_DATA PROVIDED_:
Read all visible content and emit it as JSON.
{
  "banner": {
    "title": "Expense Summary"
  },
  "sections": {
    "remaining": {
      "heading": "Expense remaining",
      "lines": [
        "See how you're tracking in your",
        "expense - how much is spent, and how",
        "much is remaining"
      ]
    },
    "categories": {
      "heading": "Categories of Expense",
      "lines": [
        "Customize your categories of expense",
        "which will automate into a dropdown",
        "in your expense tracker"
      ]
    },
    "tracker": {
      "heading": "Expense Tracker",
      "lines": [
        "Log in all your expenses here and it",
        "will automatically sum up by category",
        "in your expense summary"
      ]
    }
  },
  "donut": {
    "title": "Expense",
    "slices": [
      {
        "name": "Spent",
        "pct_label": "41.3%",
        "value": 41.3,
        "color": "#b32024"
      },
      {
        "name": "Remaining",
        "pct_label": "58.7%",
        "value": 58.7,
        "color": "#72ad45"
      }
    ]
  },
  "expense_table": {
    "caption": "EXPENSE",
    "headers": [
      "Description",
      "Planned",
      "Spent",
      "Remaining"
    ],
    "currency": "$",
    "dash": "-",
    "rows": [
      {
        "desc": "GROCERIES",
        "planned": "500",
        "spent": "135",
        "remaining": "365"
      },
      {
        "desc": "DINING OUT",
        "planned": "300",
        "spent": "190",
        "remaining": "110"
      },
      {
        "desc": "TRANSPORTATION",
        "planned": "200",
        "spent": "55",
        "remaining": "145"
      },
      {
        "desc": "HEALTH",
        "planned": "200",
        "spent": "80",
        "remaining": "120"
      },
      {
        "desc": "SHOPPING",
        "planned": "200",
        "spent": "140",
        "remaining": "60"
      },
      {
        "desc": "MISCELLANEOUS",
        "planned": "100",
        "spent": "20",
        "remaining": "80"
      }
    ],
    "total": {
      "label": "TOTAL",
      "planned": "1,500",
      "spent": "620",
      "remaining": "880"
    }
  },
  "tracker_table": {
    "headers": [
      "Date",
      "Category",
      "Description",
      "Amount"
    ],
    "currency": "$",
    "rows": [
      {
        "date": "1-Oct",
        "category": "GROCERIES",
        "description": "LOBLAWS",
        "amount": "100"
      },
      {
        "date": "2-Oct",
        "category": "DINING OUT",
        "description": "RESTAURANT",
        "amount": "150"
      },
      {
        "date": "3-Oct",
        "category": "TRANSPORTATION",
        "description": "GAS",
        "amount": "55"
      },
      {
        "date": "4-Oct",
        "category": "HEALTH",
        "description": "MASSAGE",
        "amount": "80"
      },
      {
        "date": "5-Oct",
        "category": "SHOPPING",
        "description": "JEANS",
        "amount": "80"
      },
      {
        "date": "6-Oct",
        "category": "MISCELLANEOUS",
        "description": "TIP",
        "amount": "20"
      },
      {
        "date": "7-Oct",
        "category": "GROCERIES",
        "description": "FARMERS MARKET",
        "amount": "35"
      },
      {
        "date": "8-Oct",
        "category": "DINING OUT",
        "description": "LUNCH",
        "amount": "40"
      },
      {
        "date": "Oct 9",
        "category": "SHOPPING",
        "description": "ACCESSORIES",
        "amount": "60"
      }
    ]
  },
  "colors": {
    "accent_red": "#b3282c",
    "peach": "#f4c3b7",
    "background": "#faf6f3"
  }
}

_REQUIRED TASK_:
Each record above should be restated word for word.

_RESULT FOR THIS EXERCISE_:
Read all visible content and emit it as JSON.
{
  "banner": {
    "title": "Expense Summary"
  },
  "sections": {
    "remaining": {
      "heading": "Expense remaining",
      "lines": [
        "See how you're tracking in your",
        "expense - how much is spent, and how",
        "much is remaining"
      ]
    },
    "categories": {
      "heading": "Categories of Expense",
      "lines": [
        "Customize your categories of expense",
        "which will automate into a dropdown",
        "in your expense tracker"
      ]
    },
    "tracker": {
      "heading": "Expense Tracker",
      "lines": [
        "Log in all your expenses here and it",
        "will automatically sum up by category",
        "in your expense summary"
      ]
    }
  },
  "donut": {
    "title": "Expense",
    "slices": [
      {
        "name": "Spent",
        "pct_label": "41.3%",
        "value": 41.3,
        "color": "#b32024"
      },
      {
        "name": "Remaining",
        "pct_label": "58.7%",
        "value": 58.7,
        "color": "#72ad45"
      }
    ]
  },
  "expense_table": {
    "caption": "EXPENSE",
    "headers": [
      "Description",
      "Planned",
      "Spent",
      "Remaining"
    ],
    "currency": "$",
    "dash": "-",
    "rows": [
      {
        "desc": "GROCERIES",
        "planned": "500",
        "spent": "135",
        "remaining": "365"
      },
      {
        "desc": "DINING OUT",
        "planned": "300",
        "spent": "190",
        "remaining": "110"
      },
      {
        "desc": "TRANSPORTATION",
        "planned": "200",
        "spent": "55",
        "remaining": "145"
      },
      {
        "desc": "HEALTH",
        "planned": "200",
        "spent": "80",
        "remaining": "120"
      },
      {
        "desc": "SHOPPING",
        "planned": "200",
        "spent": "140",
        "remaining": "60"
      },
      {
        "desc": "MISCELLANEOUS",
        "planned": "100",
        "spent": "20",
        "remaining": "80"
      }
    ],
    "total": {
      "label": "TOTAL",
      "planned": "1,500",
      "spent": "620",
      "remaining": "880"
    }
  },
  "tracker_table": {
    "headers": [
      "Date",
      "Category",
      "Description",
      "Amount"
    ],
    "currency": "$",
    "rows": [
      {
        "date": "1-Oct",
        "category": "GROCERIES",
        "description": "LOBLAWS",
        "amount": "100"
      },
      {
        "date": "2-Oct",
        "category": "DINING OUT",
        "description": "RESTAURANT",
        "amount": "150"
      },
      {
        "date": "3-Oct",
        "category": "TRANSPORTATION",
        "description": "GAS",
        "amount": "55"
      },
      {
        "date": "4-Oct",
        "category": "HEALTH",
        "description": "MASSAGE",
        "amount": "80"
      },
      {
        "date": "5-Oct",
        "category": "SHOPPING",
        "description": "JEANS",
        "amount": "80"
      },
      {
        "date": "6-Oct",
        "category": "MISCELLANEOUS",
        "description": "TIP",
        "amount": "20"
      },
      {
        "date": "7-Oct",
        "category": "GROCERIES",
        "description": "FARMERS MARKET",
        "amount": "35"
      },
      {
        "date": "8-Oct",
        "category": "DINING OUT",
        "description": "LUNCH",
        "amount": "40"
      },
      {
        "date": "Oct 9",
        "category": "SHOPPING",
        "description": "ACCESSORIES",
        "amount": "60"
      }
    ]
  },
  "colors": {
    "accent_red": "#b3282c",
    "peach": "#f4c3b7",
    "background": "#faf6f3"
  }
}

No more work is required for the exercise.